Input data —
══════════════════════════════

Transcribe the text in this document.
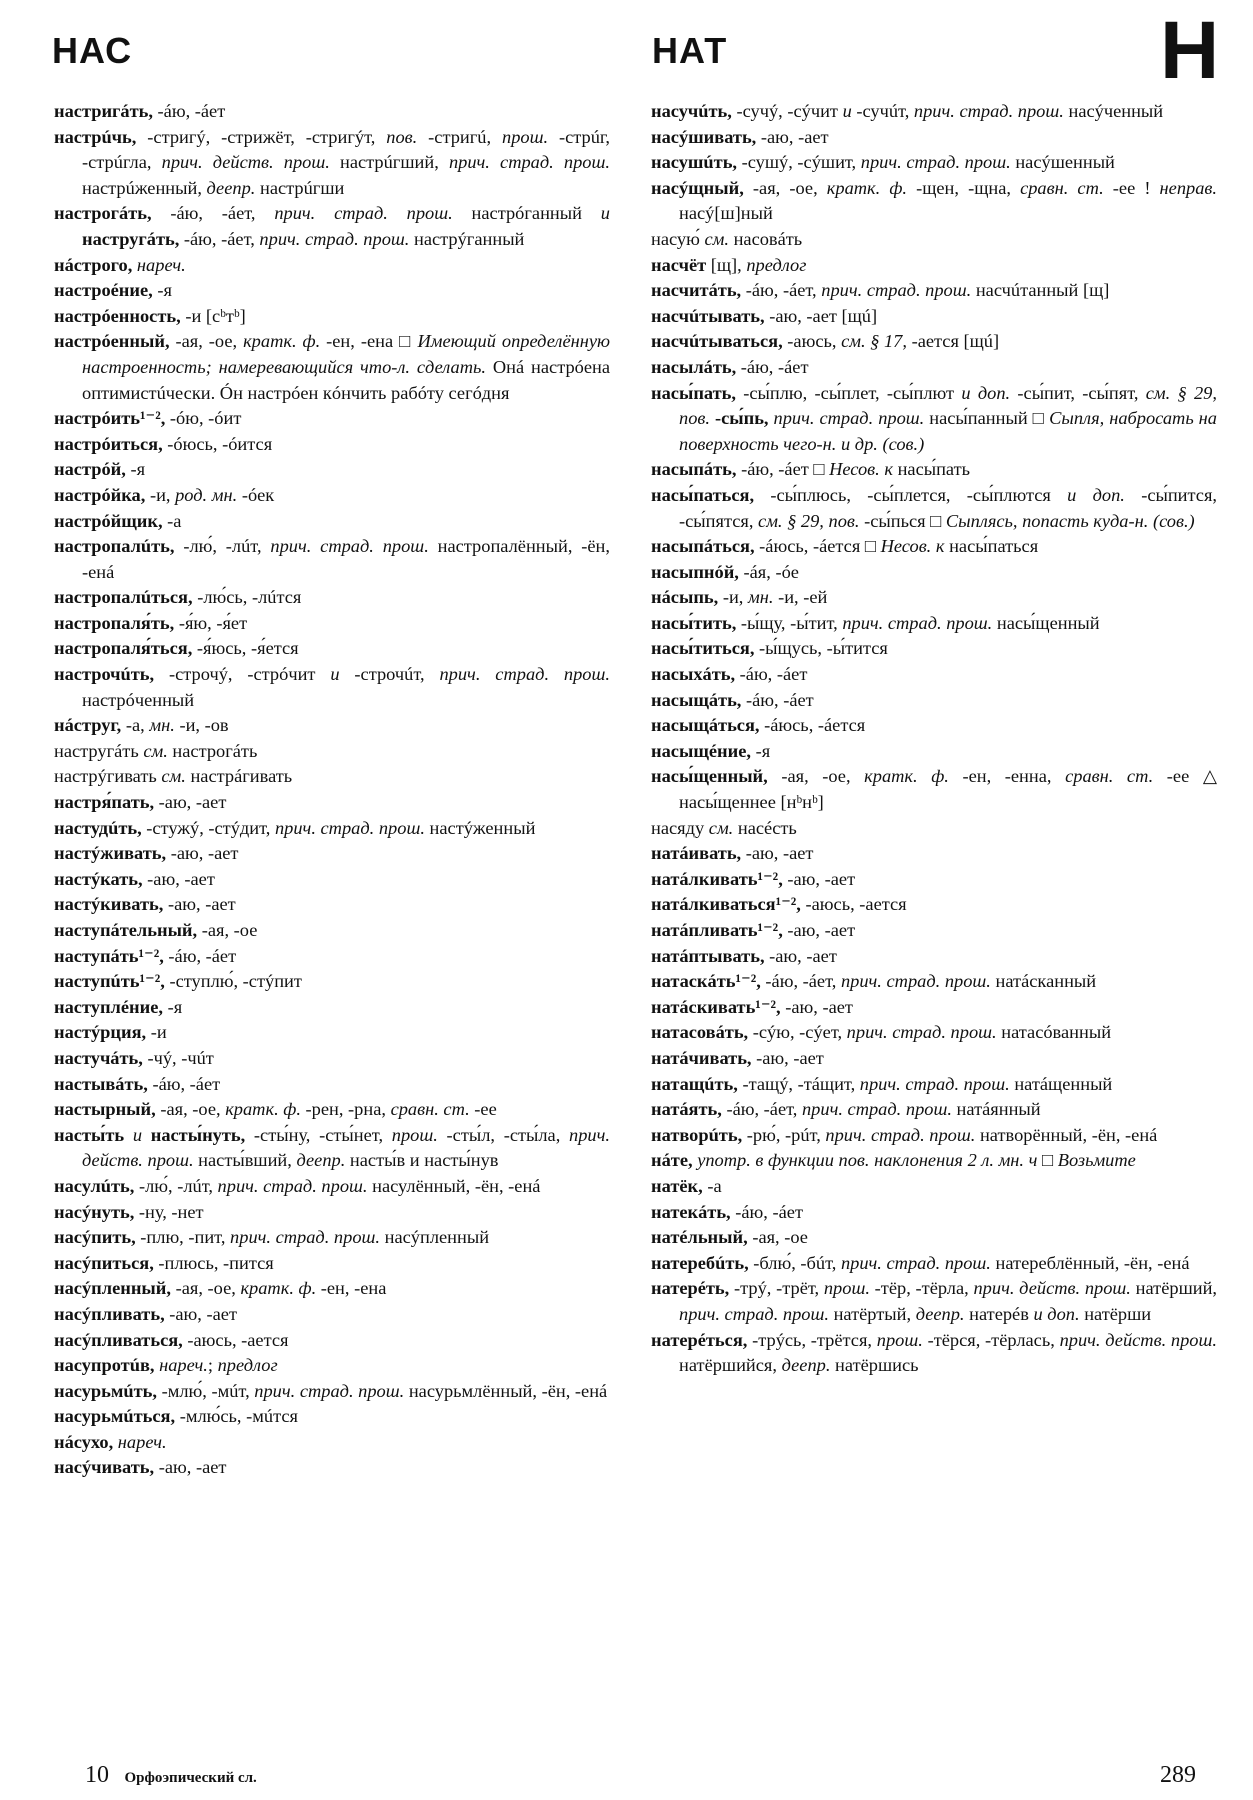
НАС	НАТ	Н
настригáть, -áю, -áет
настрúчь, -стригý, -стрижёт, -стригýт, пов. -стригú, прош. -стрúг, -стрúгла, прич. действ. прош. настрúгший, прич. страд. прош. настрúженный, деепр. настрúгши
настрогáть, -áю, -áет, прич. страд. прош. настрóганный и настругáть, -áю, -áет, прич. страд. прош. настрýганный
нáстрого, нареч.
настроéние, -я
настрóенность, -и [сᵇтᵇ]
настрóенный, -ая, -ое, кратк. ф. -ен, -ена □ Имеющий определённую настроенность; намеревающийся что-л. сделать. Онá настрóена оптимистúчески. Óн настрóен кóнчить рабóту сегóдня
настрóить¹⁻², -óю, -óит
настрóиться, -óюсь, -óится
настрóй, -я
настрóйка, -и, род. мн. -óек
настрóйщик, -а
настропалúть, -лю́, -лúт, прич. страд. прош. настропалённый, -ён, -енá
настропалúться, -лю́сь, -лúтся
настропаля́ть, -я́ю, -я́ет
настропаля́ться, -я́юсь, -я́ется
настрочúть, -строчý, -стрóчит и -строчúт, прич. страд. прош. настрóченный
нáструг, -а, мн. -и, -ов
настругáть см. настрогáть
настрýгивать см. настрáгивать
настря́пать, -аю, -ает
настудúть, -стужý, -стýдит, прич. страд. прош. настýженный
настýживать, -аю, -ает
настýкать, -аю, -ает
настýкивать, -аю, -ает
наступáтельный, -ая, -ое
наступáть¹⁻², -áю, -áет
наступúть¹⁻², -ступлю́, -стýпит
наступлéние, -я
настýрция, -и
настучáть, -чý, -чúт
настывáть, -áю, -áет
настырный, -ая, -ое, кратк. ф. -рен, -рна, сравн. ст. -ее
насты́ть и насты́нуть, -сты́ну, -сты́нет, прош. -сты́л, -сты́ла, прич. действ. прош. насты́вший, деепр. насты́в и насты́нув
насулúть, -лю́, -лúт, прич. страд. прош. насулённый, -ён, -енá
насýнуть, -ну, -нет
насýпить, -плю, -пит, прич. страд. прош. насýпленный
насýпиться, -плюсь, -пится
насýпленный, -ая, -ое, кратк. ф. -ен, -ена
насýпливать, -аю, -ает
насýпливаться, -аюсь, -ается
насупротúв, нареч.; предлог
насурьмúть, -млю́, -мúт, прич. страд. прош. насурьмлённый, -ён, -енá
насурьмúться, -млю́сь, -мúтся
нáсухо, нареч.
насýчивать, -аю, -ает
насучúть, -сучý, -сýчит и -сучúт, прич. страд. прош. насýченный
насýшивать, -аю, -ает
насушúть, -сушý, -сýшит, прич. страд. прош. насýшенный
насýщный, -ая, -ое, кратк. ф. -щен, -щна, сравн. ст. -ее ! неправ. насý[ш]ный
насую́ см. насовáть
насчёт [щ], предлог
насчитáть, -áю, -áет, прич. страд. прош. насчúтанный [щ]
насчúтывать, -аю, -ает [щú]
насчúтываться, -аюсь, см. § 17, -ается [щú]
насылáть, -áю, -áет
насы́пать, -сы́плю, -сы́плет, -сы́плют и доп. -сы́пит, -сы́пят, см. § 29, пов. -сы́пь, прич. страд. прош. насы́панный □ Сыпля, набросать на поверхность чего-н. и др. (сов.)
насыпáть, -áю, -áет □ Несов. к насы́пать
насы́паться, -сы́плюсь, -сы́плется, -сы́плются и доп. -сы́пится, -сы́пятся, см. § 29, пов. -сы́пься □ Сыплясь, попасть куда-н. (сов.)
насыпáться, -áюсь, -áется □ Несов. к насы́паться
насыпнóй, -áя, -óе
нáсыпь, -и, мн. -и, -ей
насы́тить, -ы́щу, -ы́тит, прич. страд. прош. насы́щенный
насы́титься, -ы́щусь, -ы́тится
насыхáть, -áю, -áет
насыщáть, -áю, -áет
насыщáться, -áюсь, -áется
насыщéние, -я
насы́щенный, -ая, -ое, кратк. ф. -ен, -енна, сравн. ст. -ее △ насы́щеннее [нᵇнᵇ]
насяду см. насéсть
натáивать, -аю, -ает
натáлкивать¹⁻², -аю, -ает
натáлкиваться¹⁻², -аюсь, -ается
натáпливать¹⁻², -аю, -ает
натáптывать, -аю, -ает
натаскáть¹⁻², -áю, -áет, прич. страд. прош. натáсканный
натáскивать¹⁻², -аю, -ает
натасовáть, -сýю, -сýет, прич. страд. прош. натасóванный
натáчивать, -аю, -ает
натащúть, -тащý, -тáщит, прич. страд. прош. натáщенный
натáять, -áю, -áет, прич. страд. прош. натáянный
натворúть, -рю́, -рúт, прич. страд. прош. натворённый, -ён, -енá
нáте, употр. в функции пов. наклонения 2 л. мн. ч □ Возьмите
натёк, -а
натекáть, -áю, -áет
натéльный, -ая, -ое
натеребúть, -блю́, -бúт, прич. страд. прош. натереблённый, -ён, -енá
натерéть, -трý, -трёт, прош. -тёр, -тёрла, прич. действ. прош. натёрший, прич. страд. прош. натёртый, деепр. натерéв и доп. натёрши
натерéться, -трýсь, -трётся, прош. -тёрся, -тёрлась, прич. действ. прош. натёршийся, деепр. натёршись
10 Орфоэпический сл.	289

══════════════════════════════

The request — Reply with nothing but a number: how many lines of the entries above contain the string "áюсь"?

Result — 2